**Requirement**
Exactly as they appear, output all of the entries.

**Supplied data**
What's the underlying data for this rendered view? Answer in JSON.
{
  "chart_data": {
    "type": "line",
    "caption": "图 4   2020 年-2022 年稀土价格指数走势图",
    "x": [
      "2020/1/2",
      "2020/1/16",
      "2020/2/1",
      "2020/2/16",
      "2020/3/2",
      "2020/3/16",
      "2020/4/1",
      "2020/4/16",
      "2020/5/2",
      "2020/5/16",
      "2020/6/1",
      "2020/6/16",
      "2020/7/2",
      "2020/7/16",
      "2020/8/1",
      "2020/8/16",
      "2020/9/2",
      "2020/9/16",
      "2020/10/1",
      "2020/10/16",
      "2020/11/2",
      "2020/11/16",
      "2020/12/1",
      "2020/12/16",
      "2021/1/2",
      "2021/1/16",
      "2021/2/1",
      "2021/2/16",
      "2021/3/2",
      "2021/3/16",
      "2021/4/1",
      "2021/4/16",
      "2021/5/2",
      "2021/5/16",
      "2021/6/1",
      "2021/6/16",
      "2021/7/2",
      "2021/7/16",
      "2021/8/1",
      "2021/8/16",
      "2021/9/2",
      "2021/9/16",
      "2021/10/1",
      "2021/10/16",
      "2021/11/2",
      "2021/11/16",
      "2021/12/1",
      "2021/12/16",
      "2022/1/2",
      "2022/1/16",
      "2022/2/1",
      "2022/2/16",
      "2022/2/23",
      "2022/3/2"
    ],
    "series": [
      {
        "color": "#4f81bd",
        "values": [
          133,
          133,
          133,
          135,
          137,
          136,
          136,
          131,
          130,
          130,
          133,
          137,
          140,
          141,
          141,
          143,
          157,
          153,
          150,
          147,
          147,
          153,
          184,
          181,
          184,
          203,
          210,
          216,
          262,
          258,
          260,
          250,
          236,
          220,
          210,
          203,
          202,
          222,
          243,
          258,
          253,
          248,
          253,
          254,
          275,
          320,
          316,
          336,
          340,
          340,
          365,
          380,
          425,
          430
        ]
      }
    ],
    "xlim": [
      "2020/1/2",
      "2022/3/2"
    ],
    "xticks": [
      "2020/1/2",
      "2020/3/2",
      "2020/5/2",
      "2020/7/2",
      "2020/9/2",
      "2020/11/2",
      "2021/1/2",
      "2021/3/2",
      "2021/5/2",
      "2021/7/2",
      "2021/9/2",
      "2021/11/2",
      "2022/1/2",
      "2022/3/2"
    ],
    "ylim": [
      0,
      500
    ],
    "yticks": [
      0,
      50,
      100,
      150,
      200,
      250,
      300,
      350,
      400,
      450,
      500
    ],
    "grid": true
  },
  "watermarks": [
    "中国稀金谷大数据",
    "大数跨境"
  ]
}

**Task response**
What's the underlying data for this rendered view? Answer in JSON.
{
  "chart_data": {
    "type": "line",
    "caption": "图 4   2020 年-2022 年稀土价格指数走势图",
    "x": [
      "2020/1/2",
      "2020/1/16",
      "2020/2/1",
      "2020/2/16",
      "2020/3/2",
      "2020/3/16",
      "2020/4/1",
      "2020/4/16",
      "2020/5/2",
      "2020/5/16",
      "2020/6/1",
      "2020/6/16",
      "2020/7/2",
      "2020/7/16",
      "2020/8/1",
      "2020/8/16",
      "2020/9/2",
      "2020/9/16",
      "2020/10/1",
      "2020/10/16",
      "2020/11/2",
      "2020/11/16",
      "2020/12/1",
      "2020/12/16",
      "2021/1/2",
      "2021/1/16",
      "2021/2/1",
      "2021/2/16",
      "2021/3/2",
      "2021/3/16",
      "2021/4/1",
      "2021/4/16",
      "2021/5/2",
      "2021/5/16",
      "2021/6/1",
      "2021/6/16",
      "2021/7/2",
      "2021/7/16",
      "2021/8/1",
      "2021/8/16",
      "2021/9/2",
      "2021/9/16",
      "2021/10/1",
      "2021/10/16",
      "2021/11/2",
      "2021/11/16",
      "2021/12/1",
      "2021/12/16",
      "2022/1/2",
      "2022/1/16",
      "2022/2/1",
      "2022/2/16",
      "2022/2/23",
      "2022/3/2"
    ],
    "series": [
      {
        "color": "#4f81bd",
        "values": [
          133,
          133,
          133,
          135,
          137,
          136,
          136,
          131,
          130,
          130,
          133,
          137,
          140,
          141,
          141,
          143,
          157,
          153,
          150,
          147,
          147,
          153,
          184,
          181,
          184,
          203,
          210,
          216,
          262,
          258,
          260,
          250,
          236,
          220,
          210,
          203,
          202,
          222,
          243,
          258,
          253,
          248,
          253,
          254,
          275,
          320,
          316,
          336,
          340,
          340,
          365,
          380,
          425,
          430
        ]
      }
    ],
    "xlim": [
      "2020/1/2",
      "2022/3/2"
    ],
    "xticks": [
      "2020/1/2",
      "2020/3/2",
      "2020/5/2",
      "2020/7/2",
      "2020/9/2",
      "2020/11/2",
      "2021/1/2",
      "2021/3/2",
      "2021/5/2",
      "2021/7/2",
      "2021/9/2",
      "2021/11/2",
      "2022/1/2",
      "2022/3/2"
    ],
    "ylim": [
      0,
      500
    ],
    "yticks": [
      0,
      50,
      100,
      150,
      200,
      250,
      300,
      350,
      400,
      450,
      500
    ],
    "grid": true
  },
  "watermarks": [
    "中国稀金谷大数据",
    "大数跨境"
  ]
}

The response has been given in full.